* Text for analysis *
CARLOS GAUDENCIO M. MAÑALAC v. EPITO B. GELLADA +

DECISION

A.M. No. RTJ-18-2535 (formerly OCA IPI No. 16-4583-RTJ)

FIRST DIVISION

[ A.M. No. RTJ-18-2535 (formerly OCA IPI No. 16-4583-RTJ), October 08, 2018 ]

CARLOS GAUDENCIO M. MAÑALAC, COMPLAINANT, VS. HON. EPITO B. GELLADA, PRESIDING JUDGE, BRANCH 53, REGIONAL TRIAL COURT, BACOLOD, CITY, NEGROS OCCIDENTAL, RESPONDENT.

D E C I S I O N

DEL CASTILLO, J.:

Complainant Carlos Gaudencio M. Mañalac, for and on behalf of Philippine Investment One (SPY-AMC), Inc. (PI One), filed this complaint[1] against respondent Judge Pepito B. Gellada (Judge Gellada), former Presiding Judge of Branch 53, Regional Trial Court of Bacolod City (RTC Bacolod City Branch 53), Negros Occidental for "(a) gross ignorance of the law and interference with the proceedings of a co-equal and coordinate court in issuing the nullification of the foreclosure [of] and the subsequent proceeding[s] taken thereafter; (b) gross ignorance of the law and grave abuse of discretion in granting relief which has not specifically been sought in the pleadings by the parties; and (c) gross ignorance of the law when he acted upon the Ex-Parte Motion for Issuance of Writ of Execution filed by [Medical Associates Diagnostic Center Inc.] MADCI on 13 May 2016 and issued an Order on that very day granting the issuance of the corresponding writ o execution without the required hearing and without prior notice to PI One."[2]

PI One is a corporation existing under and by virtue of the laws of the Philippines. In particular, it was organized as a Special Purpose Vehicle by virtue of Republic Act No. 9182 and is thus "empowered to acquire or purchase assets from banking and financial institutions".[3]

Previously, MADCI obtained a loan from the Development Bank of the Philippines (DBP) secured by a mortgage over a property covered by Transfer Certificate of Title (TCT) No. T-200764. MADCI defaulted in its obligations and its loan eventually became past due. Subsequently, DBP transferred to PI One all its rights, title, and interest on the non-performing loan of MADCI.

Meanwhile, MADCI filed an action for corporate rehabilitation which was raffled to RTC Bacolod City Branch 53 presided by Judge Gellada. After due proceedings, the RTC Bacolod City Branch 53 issued on March 19, 2015 an Order[4] terminating the rehabilitation proceedings for failure of MADCI to comply with its obligations under the rehabilitation plan.

* Activity list *
1. Condense the paragraph of the court decision that begins "Previously, MADCI obtained a loan" into two shorter sentences, keeping its main facts.
2. According to the court decision, under which law was PI One organized as a Special Purpose Vehicle?
3. Pick up the court decision after its last sentence and write what comes next.

Entries taken from a collection
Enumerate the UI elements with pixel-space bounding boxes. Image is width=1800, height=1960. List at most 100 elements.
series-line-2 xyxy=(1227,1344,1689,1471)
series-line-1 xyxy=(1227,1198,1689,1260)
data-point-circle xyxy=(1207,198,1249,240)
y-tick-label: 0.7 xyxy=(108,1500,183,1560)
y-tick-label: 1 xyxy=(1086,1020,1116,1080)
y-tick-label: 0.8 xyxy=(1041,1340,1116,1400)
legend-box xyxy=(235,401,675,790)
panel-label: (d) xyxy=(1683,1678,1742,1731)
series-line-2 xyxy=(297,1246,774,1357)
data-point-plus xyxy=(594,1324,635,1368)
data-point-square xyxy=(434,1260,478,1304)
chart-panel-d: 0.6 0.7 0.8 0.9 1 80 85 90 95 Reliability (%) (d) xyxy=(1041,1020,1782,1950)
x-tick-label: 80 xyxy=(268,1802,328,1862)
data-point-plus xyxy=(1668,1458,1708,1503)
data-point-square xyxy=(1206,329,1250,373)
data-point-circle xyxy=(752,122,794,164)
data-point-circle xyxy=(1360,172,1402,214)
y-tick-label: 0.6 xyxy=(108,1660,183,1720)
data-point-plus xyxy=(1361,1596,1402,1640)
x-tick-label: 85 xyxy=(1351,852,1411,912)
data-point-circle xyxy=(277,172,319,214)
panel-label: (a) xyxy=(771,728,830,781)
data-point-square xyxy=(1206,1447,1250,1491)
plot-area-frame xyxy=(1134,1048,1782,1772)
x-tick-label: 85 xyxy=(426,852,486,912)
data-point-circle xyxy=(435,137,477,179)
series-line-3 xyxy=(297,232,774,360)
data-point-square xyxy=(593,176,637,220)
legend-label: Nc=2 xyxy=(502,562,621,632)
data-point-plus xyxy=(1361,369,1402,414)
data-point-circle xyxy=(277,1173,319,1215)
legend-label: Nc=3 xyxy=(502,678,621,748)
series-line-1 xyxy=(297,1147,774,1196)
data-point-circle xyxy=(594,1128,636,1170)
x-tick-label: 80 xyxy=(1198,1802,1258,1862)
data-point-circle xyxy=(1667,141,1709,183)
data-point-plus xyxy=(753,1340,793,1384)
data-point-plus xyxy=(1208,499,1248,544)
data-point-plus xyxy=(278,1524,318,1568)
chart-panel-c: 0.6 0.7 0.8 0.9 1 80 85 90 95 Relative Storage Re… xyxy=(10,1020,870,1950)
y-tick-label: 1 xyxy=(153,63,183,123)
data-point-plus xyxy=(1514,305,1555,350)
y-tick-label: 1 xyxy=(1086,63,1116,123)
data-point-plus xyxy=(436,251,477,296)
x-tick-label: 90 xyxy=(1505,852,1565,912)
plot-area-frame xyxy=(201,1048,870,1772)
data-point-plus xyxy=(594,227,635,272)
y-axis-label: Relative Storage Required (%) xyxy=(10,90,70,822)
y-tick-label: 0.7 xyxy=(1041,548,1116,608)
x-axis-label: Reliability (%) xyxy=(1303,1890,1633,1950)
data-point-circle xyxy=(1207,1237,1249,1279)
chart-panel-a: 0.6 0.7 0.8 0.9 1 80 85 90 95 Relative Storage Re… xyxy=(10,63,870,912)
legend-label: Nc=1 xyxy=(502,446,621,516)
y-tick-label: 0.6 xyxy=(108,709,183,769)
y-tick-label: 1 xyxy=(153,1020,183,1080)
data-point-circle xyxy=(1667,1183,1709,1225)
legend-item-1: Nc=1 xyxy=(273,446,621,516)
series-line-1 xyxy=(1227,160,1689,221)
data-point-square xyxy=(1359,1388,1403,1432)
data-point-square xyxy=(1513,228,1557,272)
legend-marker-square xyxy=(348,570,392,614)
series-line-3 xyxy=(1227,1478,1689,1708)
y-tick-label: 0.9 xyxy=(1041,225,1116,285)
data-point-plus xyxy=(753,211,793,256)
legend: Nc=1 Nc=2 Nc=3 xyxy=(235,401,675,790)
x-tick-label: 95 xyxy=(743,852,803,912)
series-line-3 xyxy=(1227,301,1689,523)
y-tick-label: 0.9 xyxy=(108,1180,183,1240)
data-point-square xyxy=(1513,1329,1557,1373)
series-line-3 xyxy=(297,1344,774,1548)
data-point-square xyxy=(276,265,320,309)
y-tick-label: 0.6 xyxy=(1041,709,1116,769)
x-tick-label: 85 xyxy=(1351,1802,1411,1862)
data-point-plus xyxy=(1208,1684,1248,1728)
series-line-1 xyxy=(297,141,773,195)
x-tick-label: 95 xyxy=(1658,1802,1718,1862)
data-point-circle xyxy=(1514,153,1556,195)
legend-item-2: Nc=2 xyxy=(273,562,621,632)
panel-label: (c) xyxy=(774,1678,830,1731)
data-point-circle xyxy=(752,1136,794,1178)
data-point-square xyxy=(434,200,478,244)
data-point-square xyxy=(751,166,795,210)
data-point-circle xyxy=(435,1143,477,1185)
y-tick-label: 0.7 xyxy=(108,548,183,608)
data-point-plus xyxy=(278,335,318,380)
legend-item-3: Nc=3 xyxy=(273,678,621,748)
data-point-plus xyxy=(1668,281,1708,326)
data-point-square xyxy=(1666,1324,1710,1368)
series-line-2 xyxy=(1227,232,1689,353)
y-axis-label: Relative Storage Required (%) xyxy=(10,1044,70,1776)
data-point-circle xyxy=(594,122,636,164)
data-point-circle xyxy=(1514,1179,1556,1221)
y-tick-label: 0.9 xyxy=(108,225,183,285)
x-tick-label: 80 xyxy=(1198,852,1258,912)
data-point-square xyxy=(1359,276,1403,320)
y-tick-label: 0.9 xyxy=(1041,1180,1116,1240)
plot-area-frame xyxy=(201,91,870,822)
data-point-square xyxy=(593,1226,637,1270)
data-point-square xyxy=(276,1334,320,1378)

* Answers for each item *
1. MADCI borrowed from the Development Bank of the Philippines (DBP), securing the loan with a mortgage on the property under TCT No. T-200764. After MADCI defaulted and the loan became past due, DBP transferred all its rights, title, and interest in the non-performing loan to PI One.

2. Republic Act No. 9182.

3.
With the termination of the rehabilitation proceedings, PI One proceeded to foreclose on the mortgage. When MADCI failed to redeem, the ownership of the property was eventually consolidated to PI One under TCT No. 166-2015000786.[5] PI One thereafter succeeded in obtaining a writ of possession from RTC Kabankalan City Branch 61 and effectively acquired lawful possession of the property covered by the new TCT.

Meanwhile, on June 10, 2015, the RTC Bacolod City Branch 53 issued an Order[6] denying with finality MADCI's motion for reconsideration of the March 19, 2015 Order. On October 7, 2015,[7] MADCI filed a Complaint[8] for Declaration of Nullity of Foreclosure Proceedings which was docketed as Civil Case No. 15-14609 and raffled to RTC Bacolod City Branch 54.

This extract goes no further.